Directions - For each line that holds "name", copy the line out.

Entries -
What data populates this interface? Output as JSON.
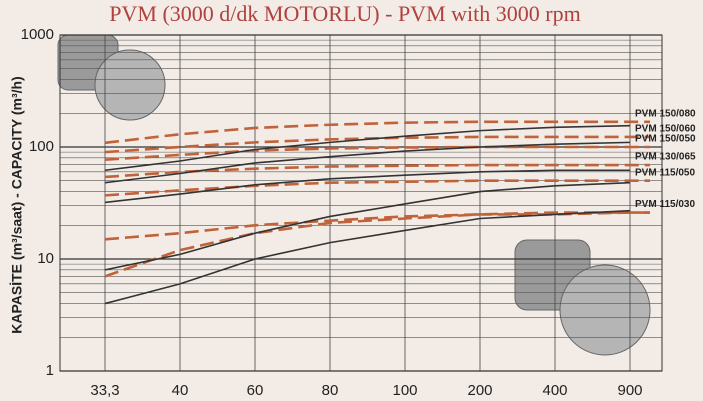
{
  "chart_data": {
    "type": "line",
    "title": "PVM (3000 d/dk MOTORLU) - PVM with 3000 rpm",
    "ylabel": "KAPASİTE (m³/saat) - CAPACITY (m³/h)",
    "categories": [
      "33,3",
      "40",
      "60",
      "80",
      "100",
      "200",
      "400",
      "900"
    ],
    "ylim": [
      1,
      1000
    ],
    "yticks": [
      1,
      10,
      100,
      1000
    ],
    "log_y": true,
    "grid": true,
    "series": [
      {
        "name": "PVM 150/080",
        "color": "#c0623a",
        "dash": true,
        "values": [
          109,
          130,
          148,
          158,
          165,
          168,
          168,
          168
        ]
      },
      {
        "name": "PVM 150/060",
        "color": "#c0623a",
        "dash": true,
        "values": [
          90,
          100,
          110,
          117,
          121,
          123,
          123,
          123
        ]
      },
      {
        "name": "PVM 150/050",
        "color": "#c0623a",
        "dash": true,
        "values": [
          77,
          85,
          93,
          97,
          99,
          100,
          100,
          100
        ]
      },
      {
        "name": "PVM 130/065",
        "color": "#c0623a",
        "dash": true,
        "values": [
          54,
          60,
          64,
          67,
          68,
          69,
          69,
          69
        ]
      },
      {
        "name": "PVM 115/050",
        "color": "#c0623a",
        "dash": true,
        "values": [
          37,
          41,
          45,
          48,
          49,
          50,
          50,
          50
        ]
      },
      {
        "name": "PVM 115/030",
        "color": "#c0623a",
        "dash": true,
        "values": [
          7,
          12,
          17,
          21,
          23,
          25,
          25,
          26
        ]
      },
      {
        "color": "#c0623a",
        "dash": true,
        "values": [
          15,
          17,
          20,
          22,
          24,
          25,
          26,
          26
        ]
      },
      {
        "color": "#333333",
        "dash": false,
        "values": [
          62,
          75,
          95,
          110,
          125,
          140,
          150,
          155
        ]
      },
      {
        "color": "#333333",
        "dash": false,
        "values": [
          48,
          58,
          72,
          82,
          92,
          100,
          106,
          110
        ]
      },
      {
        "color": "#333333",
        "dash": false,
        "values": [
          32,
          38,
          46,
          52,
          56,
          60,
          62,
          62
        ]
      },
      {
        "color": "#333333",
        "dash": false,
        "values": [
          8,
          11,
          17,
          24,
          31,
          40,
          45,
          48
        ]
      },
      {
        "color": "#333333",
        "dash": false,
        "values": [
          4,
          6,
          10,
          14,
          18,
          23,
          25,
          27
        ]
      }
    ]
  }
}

==

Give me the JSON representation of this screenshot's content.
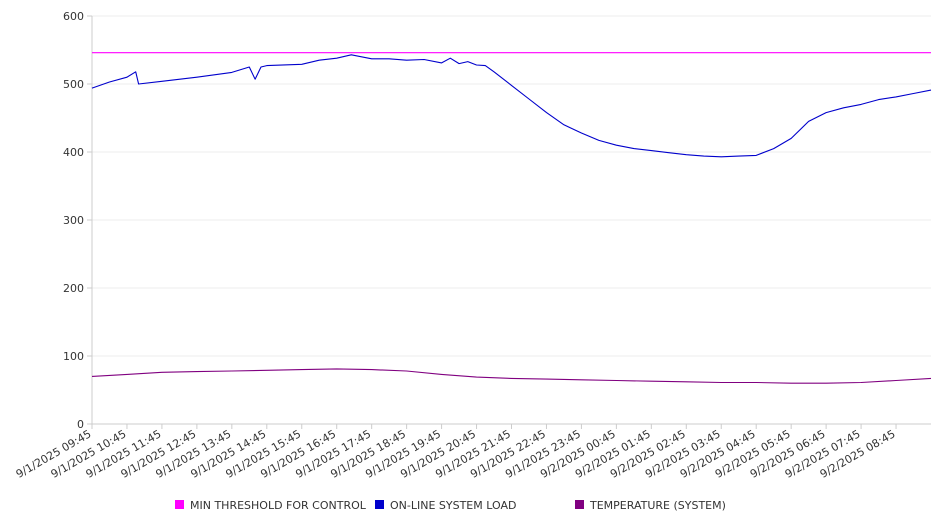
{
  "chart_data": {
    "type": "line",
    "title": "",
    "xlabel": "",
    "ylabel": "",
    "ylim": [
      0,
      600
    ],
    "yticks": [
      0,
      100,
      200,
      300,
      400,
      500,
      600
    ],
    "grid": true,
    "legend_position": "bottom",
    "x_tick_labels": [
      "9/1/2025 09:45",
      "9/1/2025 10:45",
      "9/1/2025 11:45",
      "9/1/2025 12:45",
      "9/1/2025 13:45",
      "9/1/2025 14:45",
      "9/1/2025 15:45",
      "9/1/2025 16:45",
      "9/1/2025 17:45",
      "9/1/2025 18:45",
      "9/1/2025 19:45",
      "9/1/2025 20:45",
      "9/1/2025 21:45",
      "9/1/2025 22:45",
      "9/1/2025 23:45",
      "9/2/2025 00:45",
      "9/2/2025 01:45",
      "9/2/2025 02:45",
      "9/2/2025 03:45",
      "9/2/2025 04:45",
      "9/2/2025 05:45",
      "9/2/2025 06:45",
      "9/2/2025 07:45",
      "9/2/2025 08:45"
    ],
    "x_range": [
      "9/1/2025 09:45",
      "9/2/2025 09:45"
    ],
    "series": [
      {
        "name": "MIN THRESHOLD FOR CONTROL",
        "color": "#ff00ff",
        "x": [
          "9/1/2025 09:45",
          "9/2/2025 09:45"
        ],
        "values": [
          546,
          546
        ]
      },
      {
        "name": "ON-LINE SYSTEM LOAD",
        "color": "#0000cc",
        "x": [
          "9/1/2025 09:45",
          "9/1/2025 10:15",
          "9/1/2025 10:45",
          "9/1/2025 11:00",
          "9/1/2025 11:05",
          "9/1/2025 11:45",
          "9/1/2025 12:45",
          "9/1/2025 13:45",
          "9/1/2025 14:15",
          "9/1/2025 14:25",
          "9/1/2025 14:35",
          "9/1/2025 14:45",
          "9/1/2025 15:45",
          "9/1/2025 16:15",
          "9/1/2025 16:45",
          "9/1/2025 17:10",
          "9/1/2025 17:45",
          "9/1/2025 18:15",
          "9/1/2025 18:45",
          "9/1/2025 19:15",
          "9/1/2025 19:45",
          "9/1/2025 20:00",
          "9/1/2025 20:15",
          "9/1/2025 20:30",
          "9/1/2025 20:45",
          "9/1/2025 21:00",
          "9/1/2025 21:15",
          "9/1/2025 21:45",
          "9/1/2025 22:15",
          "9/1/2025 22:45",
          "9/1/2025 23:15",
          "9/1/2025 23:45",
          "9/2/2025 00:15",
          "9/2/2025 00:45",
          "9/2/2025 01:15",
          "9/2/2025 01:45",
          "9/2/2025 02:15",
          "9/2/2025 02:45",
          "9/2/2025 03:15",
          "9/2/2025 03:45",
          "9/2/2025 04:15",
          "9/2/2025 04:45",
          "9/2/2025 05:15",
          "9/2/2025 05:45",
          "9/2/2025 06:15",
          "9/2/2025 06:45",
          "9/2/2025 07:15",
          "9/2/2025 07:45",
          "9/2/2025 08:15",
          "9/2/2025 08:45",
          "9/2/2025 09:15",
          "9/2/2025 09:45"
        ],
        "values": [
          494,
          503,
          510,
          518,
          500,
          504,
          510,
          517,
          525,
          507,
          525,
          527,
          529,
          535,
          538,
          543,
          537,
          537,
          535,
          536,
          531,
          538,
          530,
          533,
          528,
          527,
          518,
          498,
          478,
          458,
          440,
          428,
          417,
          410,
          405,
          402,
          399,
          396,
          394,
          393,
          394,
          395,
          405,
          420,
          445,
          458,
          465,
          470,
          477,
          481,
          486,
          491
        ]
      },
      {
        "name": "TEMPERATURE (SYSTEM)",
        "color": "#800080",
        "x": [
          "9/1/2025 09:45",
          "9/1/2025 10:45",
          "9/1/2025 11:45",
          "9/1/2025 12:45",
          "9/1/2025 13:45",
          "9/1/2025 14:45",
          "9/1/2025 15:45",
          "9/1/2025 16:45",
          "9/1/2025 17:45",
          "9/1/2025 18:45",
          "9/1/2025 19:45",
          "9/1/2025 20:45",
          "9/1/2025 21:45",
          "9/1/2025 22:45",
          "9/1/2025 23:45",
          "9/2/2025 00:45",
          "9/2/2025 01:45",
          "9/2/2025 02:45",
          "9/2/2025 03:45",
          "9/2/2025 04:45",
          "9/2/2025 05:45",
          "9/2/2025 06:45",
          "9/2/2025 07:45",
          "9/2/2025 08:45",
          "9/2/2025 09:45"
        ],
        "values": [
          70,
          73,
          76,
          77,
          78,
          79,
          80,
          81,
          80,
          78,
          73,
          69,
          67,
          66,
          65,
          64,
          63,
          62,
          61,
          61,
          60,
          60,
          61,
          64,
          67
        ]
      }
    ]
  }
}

Output for this task -
        "name": "PVM 150/080",
        "name": "PVM 150/060",
        "name": "PVM 150/050",
        "name": "PVM 130/065",
        "name": "PVM 115/050",
        "name": "PVM 115/030",
        "name": "MIN THRESHOLD FOR CONTROL",
        "name": "ON-LINE SYSTEM LOAD",
        "name": "TEMPERATURE (SYSTEM)",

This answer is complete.